— begin —

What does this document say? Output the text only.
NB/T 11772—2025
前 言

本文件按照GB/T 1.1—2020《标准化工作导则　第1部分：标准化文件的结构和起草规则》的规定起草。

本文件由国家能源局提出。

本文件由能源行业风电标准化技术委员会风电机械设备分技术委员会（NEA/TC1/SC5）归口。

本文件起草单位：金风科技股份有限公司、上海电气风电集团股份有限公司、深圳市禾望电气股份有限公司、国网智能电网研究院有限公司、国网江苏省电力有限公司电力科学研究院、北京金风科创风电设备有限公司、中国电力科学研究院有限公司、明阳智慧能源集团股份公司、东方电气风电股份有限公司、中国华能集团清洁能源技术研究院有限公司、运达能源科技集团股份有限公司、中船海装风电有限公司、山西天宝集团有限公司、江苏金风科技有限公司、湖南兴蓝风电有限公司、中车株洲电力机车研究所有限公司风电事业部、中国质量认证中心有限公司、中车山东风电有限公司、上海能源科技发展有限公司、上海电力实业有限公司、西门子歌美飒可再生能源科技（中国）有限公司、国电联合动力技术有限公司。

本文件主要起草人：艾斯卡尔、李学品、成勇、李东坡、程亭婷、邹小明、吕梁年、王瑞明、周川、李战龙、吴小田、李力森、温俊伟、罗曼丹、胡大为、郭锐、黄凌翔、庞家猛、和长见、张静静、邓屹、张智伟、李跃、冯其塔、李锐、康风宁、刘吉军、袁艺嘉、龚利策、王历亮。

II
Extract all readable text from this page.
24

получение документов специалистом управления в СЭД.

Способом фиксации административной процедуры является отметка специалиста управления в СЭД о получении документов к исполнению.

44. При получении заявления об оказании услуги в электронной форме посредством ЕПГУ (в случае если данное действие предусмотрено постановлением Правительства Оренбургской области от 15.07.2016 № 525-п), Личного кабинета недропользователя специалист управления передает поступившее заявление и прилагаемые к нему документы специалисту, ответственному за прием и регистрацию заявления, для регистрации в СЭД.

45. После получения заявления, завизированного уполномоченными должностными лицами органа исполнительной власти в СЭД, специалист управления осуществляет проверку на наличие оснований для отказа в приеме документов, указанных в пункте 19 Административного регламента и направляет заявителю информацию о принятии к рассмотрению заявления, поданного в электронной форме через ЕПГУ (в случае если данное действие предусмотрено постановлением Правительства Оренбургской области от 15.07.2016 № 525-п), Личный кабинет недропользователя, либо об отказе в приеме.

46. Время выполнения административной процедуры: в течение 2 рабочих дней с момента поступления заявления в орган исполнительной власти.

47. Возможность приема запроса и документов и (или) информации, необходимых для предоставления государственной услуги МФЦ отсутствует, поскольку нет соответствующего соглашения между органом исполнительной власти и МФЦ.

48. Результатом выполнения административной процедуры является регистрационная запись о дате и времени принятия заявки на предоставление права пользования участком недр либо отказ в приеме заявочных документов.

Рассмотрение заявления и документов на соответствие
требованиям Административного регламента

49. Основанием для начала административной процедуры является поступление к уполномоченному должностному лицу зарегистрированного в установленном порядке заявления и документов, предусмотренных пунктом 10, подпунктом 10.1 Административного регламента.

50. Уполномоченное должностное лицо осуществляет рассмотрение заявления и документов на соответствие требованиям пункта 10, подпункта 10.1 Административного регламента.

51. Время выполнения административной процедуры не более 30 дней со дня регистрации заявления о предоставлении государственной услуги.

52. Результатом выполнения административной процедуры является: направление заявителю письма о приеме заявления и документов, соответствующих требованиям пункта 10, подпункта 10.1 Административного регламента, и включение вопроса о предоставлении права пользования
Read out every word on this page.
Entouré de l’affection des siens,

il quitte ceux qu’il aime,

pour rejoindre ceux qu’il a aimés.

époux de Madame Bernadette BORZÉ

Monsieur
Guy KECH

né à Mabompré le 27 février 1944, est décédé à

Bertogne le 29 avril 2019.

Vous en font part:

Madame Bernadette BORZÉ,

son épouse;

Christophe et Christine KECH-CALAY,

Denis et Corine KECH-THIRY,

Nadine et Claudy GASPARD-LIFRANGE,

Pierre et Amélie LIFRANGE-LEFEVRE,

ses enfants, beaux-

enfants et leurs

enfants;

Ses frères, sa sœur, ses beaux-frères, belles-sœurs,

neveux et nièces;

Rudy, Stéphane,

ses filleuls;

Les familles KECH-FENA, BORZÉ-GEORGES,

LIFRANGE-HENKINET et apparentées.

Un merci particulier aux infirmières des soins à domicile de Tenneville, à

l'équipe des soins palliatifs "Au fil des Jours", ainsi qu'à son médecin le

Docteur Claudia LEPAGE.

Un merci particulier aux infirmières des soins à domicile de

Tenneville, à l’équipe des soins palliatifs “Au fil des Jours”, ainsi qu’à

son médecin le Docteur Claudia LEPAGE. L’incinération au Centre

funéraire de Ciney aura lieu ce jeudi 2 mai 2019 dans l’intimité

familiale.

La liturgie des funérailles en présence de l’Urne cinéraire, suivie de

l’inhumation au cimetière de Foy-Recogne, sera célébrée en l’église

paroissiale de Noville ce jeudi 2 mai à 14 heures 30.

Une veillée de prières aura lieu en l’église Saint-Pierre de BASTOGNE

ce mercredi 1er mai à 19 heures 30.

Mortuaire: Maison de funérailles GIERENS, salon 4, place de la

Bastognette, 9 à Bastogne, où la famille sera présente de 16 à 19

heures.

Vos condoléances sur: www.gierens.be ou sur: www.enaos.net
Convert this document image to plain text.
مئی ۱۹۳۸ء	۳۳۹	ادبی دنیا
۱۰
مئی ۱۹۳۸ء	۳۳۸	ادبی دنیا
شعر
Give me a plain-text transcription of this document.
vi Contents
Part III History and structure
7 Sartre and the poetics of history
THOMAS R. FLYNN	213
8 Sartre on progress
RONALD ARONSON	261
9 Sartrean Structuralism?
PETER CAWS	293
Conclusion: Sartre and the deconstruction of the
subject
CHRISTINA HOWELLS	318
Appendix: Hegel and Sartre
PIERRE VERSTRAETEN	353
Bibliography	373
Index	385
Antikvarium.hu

— end —

**REQUIRED WORK:** Would you copy out each line exactly as written?

**RESULT OF THIS EXERCISE:**
What does this document say? Output the text only.
NB/T 11772—2025
前 言

本文件按照GB/T 1.1—2020《标准化工作导则　第1部分：标准化文件的结构和起草规则》的规定起草。

本文件由国家能源局提出。

本文件由能源行业风电标准化技术委员会风电机械设备分技术委员会（NEA/TC1/SC5）归口。

本文件起草单位：金风科技股份有限公司、上海电气风电集团股份有限公司、深圳市禾望电气股份有限公司、国网智能电网研究院有限公司、国网江苏省电力有限公司电力科学研究院、北京金风科创风电设备有限公司、中国电力科学研究院有限公司、明阳智慧能源集团股份公司、东方电气风电股份有限公司、中国华能集团清洁能源技术研究院有限公司、运达能源科技集团股份有限公司、中船海装风电有限公司、山西天宝集团有限公司、江苏金风科技有限公司、湖南兴蓝风电有限公司、中车株洲电力机车研究所有限公司风电事业部、中国质量认证中心有限公司、中车山东风电有限公司、上海能源科技发展有限公司、上海电力实业有限公司、西门子歌美飒可再生能源科技（中国）有限公司、国电联合动力技术有限公司。

本文件主要起草人：艾斯卡尔、李学品、成勇、李东坡、程亭婷、邹小明、吕梁年、王瑞明、周川、李战龙、吴小田、李力森、温俊伟、罗曼丹、胡大为、郭锐、黄凌翔、庞家猛、和长见、张静静、邓屹、张智伟、李跃、冯其塔、李锐、康风宁、刘吉军、袁艺嘉、龚利策、王历亮。

II
Extract all readable text from this page.
24

получение документов специалистом управления в СЭД.

Способом фиксации административной процедуры является отметка специалиста управления в СЭД о получении документов к исполнению.

44. При получении заявления об оказании услуги в электронной форме посредством ЕПГУ (в случае если данное действие предусмотрено постановлением Правительства Оренбургской области от 15.07.2016 № 525-п), Личного кабинета недропользователя специалист управления передает поступившее заявление и прилагаемые к нему документы специалисту, ответственному за прием и регистрацию заявления, для регистрации в СЭД.

45. После получения заявления, завизированного уполномоченными должностными лицами органа исполнительной власти в СЭД, специалист управления осуществляет проверку на наличие оснований для отказа в приеме документов, указанных в пункте 19 Административного регламента и направляет заявителю информацию о принятии к рассмотрению заявления, поданного в электронной форме через ЕПГУ (в случае если данное действие предусмотрено постановлением Правительства Оренбургской области от 15.07.2016 № 525-п), Личный кабинет недропользователя, либо об отказе в приеме.

46. Время выполнения административной процедуры: в течение 2 рабочих дней с момента поступления заявления в орган исполнительной власти.

47. Возможность приема запроса и документов и (или) информации, необходимых для предоставления государственной услуги МФЦ отсутствует, поскольку нет соответствующего соглашения между органом исполнительной власти и МФЦ.

48. Результатом выполнения административной процедуры является регистрационная запись о дате и времени принятия заявки на предоставление права пользования участком недр либо отказ в приеме заявочных документов.

Рассмотрение заявления и документов на соответствие
требованиям Административного регламента

49. Основанием для начала административной процедуры является поступление к уполномоченному должностному лицу зарегистрированного в установленном порядке заявления и документов, предусмотренных пунктом 10, подпунктом 10.1 Административного регламента.

50. Уполномоченное должностное лицо осуществляет рассмотрение заявления и документов на соответствие требованиям пункта 10, подпункта 10.1 Административного регламента.

51. Время выполнения административной процедуры не более 30 дней со дня регистрации заявления о предоставлении государственной услуги.

52. Результатом выполнения административной процедуры является: направление заявителю письма о приеме заявления и документов, соответствующих требованиям пункта 10, подпункта 10.1 Административного регламента, и включение вопроса о предоставлении права пользования
Read out every word on this page.
Entouré de l’affection des siens,

il quitte ceux qu’il aime,

pour rejoindre ceux qu’il a aimés.

époux de Madame Bernadette BORZÉ

Monsieur
Guy KECH

né à Mabompré le 27 février 1944, est décédé à

Bertogne le 29 avril 2019.

Vous en font part:

Madame Bernadette BORZÉ,

son épouse;

Christophe et Christine KECH-CALAY,

Denis et Corine KECH-THIRY,

Nadine et Claudy GASPARD-LIFRANGE,

Pierre et Amélie LIFRANGE-LEFEVRE,

ses enfants, beaux-

enfants et leurs

enfants;

Ses frères, sa sœur, ses beaux-frères, belles-sœurs,

neveux et nièces;

Rudy, Stéphane,

ses filleuls;

Les familles KECH-FENA, BORZÉ-GEORGES,

LIFRANGE-HENKINET et apparentées.

Un merci particulier aux infirmières des soins à domicile de Tenneville, à

l'équipe des soins palliatifs "Au fil des Jours", ainsi qu'à son médecin le

Docteur Claudia LEPAGE.

Un merci particulier aux infirmières des soins à domicile de

Tenneville, à l’équipe des soins palliatifs “Au fil des Jours”, ainsi qu’à

son médecin le Docteur Claudia LEPAGE. L’incinération au Centre

funéraire de Ciney aura lieu ce jeudi 2 mai 2019 dans l’intimité

familiale.

La liturgie des funérailles en présence de l’Urne cinéraire, suivie de

l’inhumation au cimetière de Foy-Recogne, sera célébrée en l’église

paroissiale de Noville ce jeudi 2 mai à 14 heures 30.

Une veillée de prières aura lieu en l’église Saint-Pierre de BASTOGNE

ce mercredi 1er mai à 19 heures 30.

Mortuaire: Maison de funérailles GIERENS, salon 4, place de la

Bastognette, 9 à Bastogne, où la famille sera présente de 16 à 19

heures.

Vos condoléances sur: www.gierens.be ou sur: www.enaos.net
Convert this document image to plain text.
مئی ۱۹۳۸ء	۳۳۹	ادبی دنیا
۱۰
مئی ۱۹۳۸ء	۳۳۸	ادبی دنیا
شعر
Give me a plain-text transcription of this document.
vi Contents
Part III History and structure
7 Sartre and the poetics of history
THOMAS R. FLYNN	213
8 Sartre on progress
RONALD ARONSON	261
9 Sartrean Structuralism?
PETER CAWS	293
Conclusion: Sartre and the deconstruction of the
subject
CHRISTINA HOWELLS	318
Appendix: Hegel and Sartre
PIERRE VERSTRAETEN	353
Bibliography	373
Index	385
Antikvarium.hu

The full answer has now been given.